:: TO DO ::
Look through the listing below and give the number of lines that hold "color". Say nothing more.

* * * * * * *

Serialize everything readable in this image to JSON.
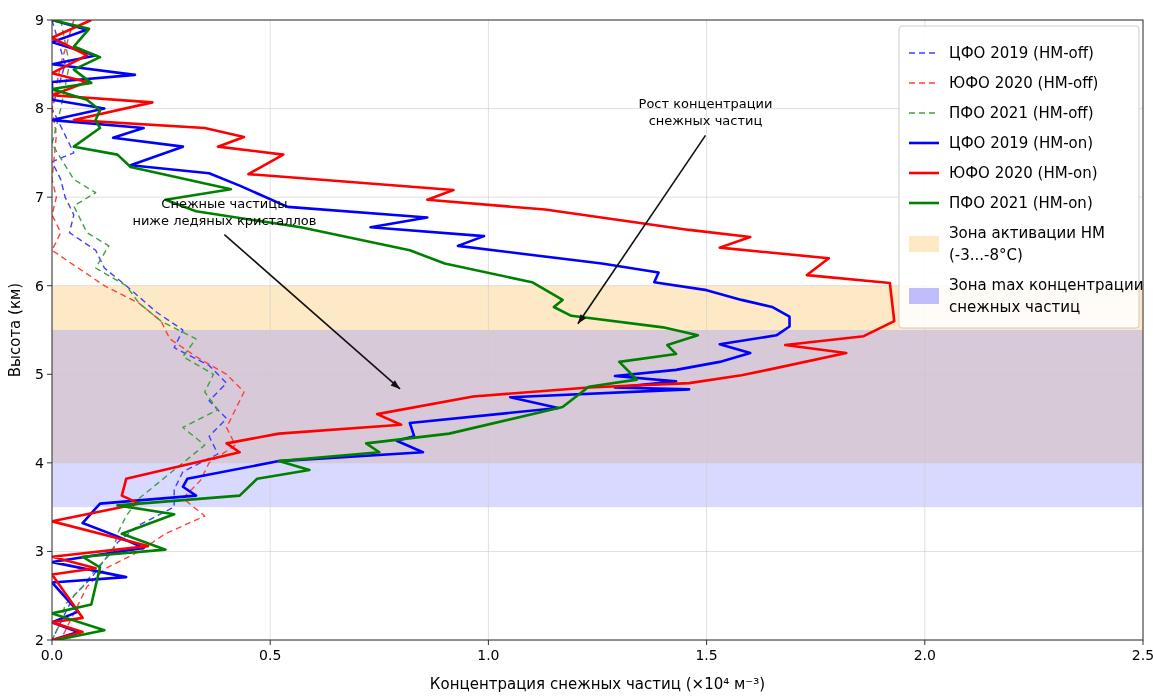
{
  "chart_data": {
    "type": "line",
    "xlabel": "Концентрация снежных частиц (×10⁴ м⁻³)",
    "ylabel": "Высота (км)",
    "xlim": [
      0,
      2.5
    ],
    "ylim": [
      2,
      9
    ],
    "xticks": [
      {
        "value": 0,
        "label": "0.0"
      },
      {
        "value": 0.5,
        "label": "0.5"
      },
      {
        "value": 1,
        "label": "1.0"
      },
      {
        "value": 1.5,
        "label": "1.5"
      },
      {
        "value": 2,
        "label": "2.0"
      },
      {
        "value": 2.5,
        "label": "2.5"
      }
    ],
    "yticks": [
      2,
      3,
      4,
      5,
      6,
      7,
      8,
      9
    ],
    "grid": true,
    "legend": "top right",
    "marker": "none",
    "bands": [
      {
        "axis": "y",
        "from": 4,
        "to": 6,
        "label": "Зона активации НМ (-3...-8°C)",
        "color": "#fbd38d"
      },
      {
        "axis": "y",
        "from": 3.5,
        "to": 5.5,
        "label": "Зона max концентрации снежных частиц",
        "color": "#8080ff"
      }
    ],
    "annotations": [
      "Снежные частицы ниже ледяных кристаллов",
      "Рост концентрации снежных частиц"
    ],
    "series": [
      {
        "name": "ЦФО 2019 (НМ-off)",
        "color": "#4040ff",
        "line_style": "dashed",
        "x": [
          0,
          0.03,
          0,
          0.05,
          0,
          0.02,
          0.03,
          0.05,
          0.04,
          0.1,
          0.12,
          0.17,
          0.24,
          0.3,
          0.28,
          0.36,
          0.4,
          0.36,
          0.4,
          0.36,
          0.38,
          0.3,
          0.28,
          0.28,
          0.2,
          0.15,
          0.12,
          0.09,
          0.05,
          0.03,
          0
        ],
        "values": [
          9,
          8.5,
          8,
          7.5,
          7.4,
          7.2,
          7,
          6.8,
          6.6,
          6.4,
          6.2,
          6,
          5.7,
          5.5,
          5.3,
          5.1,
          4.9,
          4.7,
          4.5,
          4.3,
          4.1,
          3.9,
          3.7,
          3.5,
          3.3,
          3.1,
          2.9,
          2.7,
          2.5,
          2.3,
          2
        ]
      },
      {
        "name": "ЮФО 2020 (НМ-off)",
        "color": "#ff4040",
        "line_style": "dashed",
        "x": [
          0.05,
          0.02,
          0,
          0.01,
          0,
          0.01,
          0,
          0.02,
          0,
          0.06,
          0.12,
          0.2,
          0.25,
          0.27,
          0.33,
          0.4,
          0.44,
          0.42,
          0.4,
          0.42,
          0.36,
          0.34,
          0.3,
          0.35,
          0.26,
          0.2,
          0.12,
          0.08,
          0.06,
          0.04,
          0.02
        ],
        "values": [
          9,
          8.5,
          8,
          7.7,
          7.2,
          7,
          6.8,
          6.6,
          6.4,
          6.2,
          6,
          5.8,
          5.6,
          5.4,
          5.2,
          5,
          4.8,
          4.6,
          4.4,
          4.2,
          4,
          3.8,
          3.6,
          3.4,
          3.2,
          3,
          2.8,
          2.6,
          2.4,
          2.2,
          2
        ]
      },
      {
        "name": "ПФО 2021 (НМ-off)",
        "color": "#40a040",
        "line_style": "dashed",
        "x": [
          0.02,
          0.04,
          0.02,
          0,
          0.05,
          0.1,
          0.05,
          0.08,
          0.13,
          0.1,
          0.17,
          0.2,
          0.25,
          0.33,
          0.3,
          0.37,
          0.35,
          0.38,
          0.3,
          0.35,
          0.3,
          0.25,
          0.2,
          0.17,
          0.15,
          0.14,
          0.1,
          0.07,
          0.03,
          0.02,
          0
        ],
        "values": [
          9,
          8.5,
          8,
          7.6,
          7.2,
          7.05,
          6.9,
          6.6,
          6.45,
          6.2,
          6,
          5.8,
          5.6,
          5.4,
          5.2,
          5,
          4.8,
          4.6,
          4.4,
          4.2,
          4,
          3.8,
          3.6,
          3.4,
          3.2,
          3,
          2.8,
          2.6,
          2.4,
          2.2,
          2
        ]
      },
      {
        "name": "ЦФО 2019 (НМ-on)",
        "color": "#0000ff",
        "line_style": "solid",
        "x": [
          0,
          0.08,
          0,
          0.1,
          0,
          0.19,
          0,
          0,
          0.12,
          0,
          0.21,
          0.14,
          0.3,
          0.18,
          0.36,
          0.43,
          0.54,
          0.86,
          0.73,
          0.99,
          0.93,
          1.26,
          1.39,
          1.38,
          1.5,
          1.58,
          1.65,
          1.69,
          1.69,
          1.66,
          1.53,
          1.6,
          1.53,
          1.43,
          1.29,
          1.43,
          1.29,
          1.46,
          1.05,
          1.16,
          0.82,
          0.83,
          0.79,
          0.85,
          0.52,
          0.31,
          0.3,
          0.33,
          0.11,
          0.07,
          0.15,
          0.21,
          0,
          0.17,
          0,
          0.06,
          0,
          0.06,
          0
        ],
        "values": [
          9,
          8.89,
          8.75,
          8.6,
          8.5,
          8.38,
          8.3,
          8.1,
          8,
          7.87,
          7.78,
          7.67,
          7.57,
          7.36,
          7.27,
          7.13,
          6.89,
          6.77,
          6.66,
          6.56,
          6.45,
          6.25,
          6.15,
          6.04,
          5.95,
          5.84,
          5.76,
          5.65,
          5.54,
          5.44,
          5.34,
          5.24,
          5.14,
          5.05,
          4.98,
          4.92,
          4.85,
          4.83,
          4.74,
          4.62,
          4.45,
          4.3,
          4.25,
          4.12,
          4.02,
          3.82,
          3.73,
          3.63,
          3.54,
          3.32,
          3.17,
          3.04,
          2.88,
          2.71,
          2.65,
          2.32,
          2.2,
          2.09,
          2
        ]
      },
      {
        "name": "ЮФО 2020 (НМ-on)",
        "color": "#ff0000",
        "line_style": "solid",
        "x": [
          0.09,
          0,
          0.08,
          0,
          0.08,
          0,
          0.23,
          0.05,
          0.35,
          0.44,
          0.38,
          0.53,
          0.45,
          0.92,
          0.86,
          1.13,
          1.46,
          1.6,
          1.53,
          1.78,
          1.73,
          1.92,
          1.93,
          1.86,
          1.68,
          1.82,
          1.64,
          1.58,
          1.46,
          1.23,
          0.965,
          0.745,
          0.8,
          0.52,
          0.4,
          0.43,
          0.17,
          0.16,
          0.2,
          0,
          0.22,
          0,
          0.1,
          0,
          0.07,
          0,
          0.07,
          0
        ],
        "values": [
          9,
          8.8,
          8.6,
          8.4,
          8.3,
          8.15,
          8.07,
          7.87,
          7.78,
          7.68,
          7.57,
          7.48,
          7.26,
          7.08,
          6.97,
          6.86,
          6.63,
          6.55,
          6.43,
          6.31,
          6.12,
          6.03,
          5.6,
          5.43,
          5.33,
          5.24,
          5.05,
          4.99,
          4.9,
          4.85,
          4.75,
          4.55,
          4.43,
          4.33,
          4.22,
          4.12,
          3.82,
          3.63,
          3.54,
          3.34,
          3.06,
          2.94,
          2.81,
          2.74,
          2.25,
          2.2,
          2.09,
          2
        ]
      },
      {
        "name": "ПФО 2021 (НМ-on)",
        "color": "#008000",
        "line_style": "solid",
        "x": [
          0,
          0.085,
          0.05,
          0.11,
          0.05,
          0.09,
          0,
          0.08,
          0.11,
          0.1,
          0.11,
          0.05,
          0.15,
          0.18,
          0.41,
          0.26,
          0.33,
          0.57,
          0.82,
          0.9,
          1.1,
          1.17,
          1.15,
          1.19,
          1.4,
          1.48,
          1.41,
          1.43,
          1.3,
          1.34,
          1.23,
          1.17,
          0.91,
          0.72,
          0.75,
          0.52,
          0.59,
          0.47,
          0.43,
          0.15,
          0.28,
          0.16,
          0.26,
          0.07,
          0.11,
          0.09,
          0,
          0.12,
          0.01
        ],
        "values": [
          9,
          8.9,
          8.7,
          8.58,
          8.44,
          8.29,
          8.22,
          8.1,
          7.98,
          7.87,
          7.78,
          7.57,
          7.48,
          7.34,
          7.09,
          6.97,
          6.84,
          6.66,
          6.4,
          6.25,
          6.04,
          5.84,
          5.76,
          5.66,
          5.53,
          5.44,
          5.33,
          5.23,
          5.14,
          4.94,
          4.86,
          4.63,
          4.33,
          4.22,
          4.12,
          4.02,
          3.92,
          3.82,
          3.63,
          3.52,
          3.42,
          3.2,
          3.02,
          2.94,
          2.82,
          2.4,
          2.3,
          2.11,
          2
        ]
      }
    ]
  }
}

* * * * * * *

:: TASK ANSWER ::
8